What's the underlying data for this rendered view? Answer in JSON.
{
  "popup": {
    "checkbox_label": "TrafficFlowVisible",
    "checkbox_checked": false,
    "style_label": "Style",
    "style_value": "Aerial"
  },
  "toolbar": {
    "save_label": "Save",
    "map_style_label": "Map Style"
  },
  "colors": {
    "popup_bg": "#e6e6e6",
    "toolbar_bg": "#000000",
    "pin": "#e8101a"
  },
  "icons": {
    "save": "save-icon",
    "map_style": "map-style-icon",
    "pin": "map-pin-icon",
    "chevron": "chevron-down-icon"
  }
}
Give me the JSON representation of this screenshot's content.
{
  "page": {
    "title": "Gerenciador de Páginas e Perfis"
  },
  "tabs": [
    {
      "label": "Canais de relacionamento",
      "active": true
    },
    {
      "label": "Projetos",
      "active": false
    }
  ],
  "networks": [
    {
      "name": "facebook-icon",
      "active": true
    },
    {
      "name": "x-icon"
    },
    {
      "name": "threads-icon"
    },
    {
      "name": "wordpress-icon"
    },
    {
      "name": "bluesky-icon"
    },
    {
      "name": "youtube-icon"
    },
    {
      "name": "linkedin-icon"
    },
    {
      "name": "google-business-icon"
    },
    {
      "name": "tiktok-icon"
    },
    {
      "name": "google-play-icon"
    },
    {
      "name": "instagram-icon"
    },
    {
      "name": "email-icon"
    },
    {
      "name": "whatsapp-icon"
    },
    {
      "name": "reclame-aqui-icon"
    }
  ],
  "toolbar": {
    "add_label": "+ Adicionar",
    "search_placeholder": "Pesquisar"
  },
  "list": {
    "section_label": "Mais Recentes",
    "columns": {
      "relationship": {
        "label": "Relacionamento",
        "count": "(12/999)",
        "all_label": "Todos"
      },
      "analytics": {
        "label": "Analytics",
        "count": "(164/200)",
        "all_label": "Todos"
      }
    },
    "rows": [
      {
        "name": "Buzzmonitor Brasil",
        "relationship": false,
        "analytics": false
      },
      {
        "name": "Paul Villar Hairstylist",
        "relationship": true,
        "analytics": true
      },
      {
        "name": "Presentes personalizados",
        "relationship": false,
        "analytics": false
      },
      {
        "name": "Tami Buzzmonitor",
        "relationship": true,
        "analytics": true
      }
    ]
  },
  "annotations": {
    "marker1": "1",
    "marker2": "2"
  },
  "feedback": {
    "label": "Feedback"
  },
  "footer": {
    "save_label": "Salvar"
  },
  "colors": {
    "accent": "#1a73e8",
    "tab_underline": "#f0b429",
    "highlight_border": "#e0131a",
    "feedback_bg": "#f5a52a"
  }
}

• [Exercise directions]: Using the exact wording, write out all of the records.

• [Reply]:
What's the underlying data for this rendered view? Answer in JSON.
{
  "popup": {
    "checkbox_label": "TrafficFlowVisible",
    "checkbox_checked": false,
    "style_label": "Style",
    "style_value": "Aerial"
  },
  "toolbar": {
    "save_label": "Save",
    "map_style_label": "Map Style"
  },
  "colors": {
    "popup_bg": "#e6e6e6",
    "toolbar_bg": "#000000",
    "pin": "#e8101a"
  },
  "icons": {
    "save": "save-icon",
    "map_style": "map-style-icon",
    "pin": "map-pin-icon",
    "chevron": "chevron-down-icon"
  }
}
Give me the JSON representation of this screenshot's content.
{
  "page": {
    "title": "Gerenciador de Páginas e Perfis"
  },
  "tabs": [
    {
      "label": "Canais de relacionamento",
      "active": true
    },
    {
      "label": "Projetos",
      "active": false
    }
  ],
  "networks": [
    {
      "name": "facebook-icon",
      "active": true
    },
    {
      "name": "x-icon"
    },
    {
      "name": "threads-icon"
    },
    {
      "name": "wordpress-icon"
    },
    {
      "name": "bluesky-icon"
    },
    {
      "name": "youtube-icon"
    },
    {
      "name": "linkedin-icon"
    },
    {
      "name": "google-business-icon"
    },
    {
      "name": "tiktok-icon"
    },
    {
      "name": "google-play-icon"
    },
    {
      "name": "instagram-icon"
    },
    {
      "name": "email-icon"
    },
    {
      "name": "whatsapp-icon"
    },
    {
      "name": "reclame-aqui-icon"
    }
  ],
  "toolbar": {
    "add_label": "+ Adicionar",
    "search_placeholder": "Pesquisar"
  },
  "list": {
    "section_label": "Mais Recentes",
    "columns": {
      "relationship": {
        "label": "Relacionamento",
        "count": "(12/999)",
        "all_label": "Todos"
      },
      "analytics": {
        "label": "Analytics",
        "count": "(164/200)",
        "all_label": "Todos"
      }
    },
    "rows": [
      {
        "name": "Buzzmonitor Brasil",
        "relationship": false,
        "analytics": false
      },
      {
        "name": "Paul Villar Hairstylist",
        "relationship": true,
        "analytics": true
      },
      {
        "name": "Presentes personalizados",
        "relationship": false,
        "analytics": false
      },
      {
        "name": "Tami Buzzmonitor",
        "relationship": true,
        "analytics": true
      }
    ]
  },
  "annotations": {
    "marker1": "1",
    "marker2": "2"
  },
  "feedback": {
    "label": "Feedback"
  },
  "footer": {
    "save_label": "Salvar"
  },
  "colors": {
    "accent": "#1a73e8",
    "tab_underline": "#f0b429",
    "highlight_border": "#e0131a",
    "feedback_bg": "#f5a52a"
  }
}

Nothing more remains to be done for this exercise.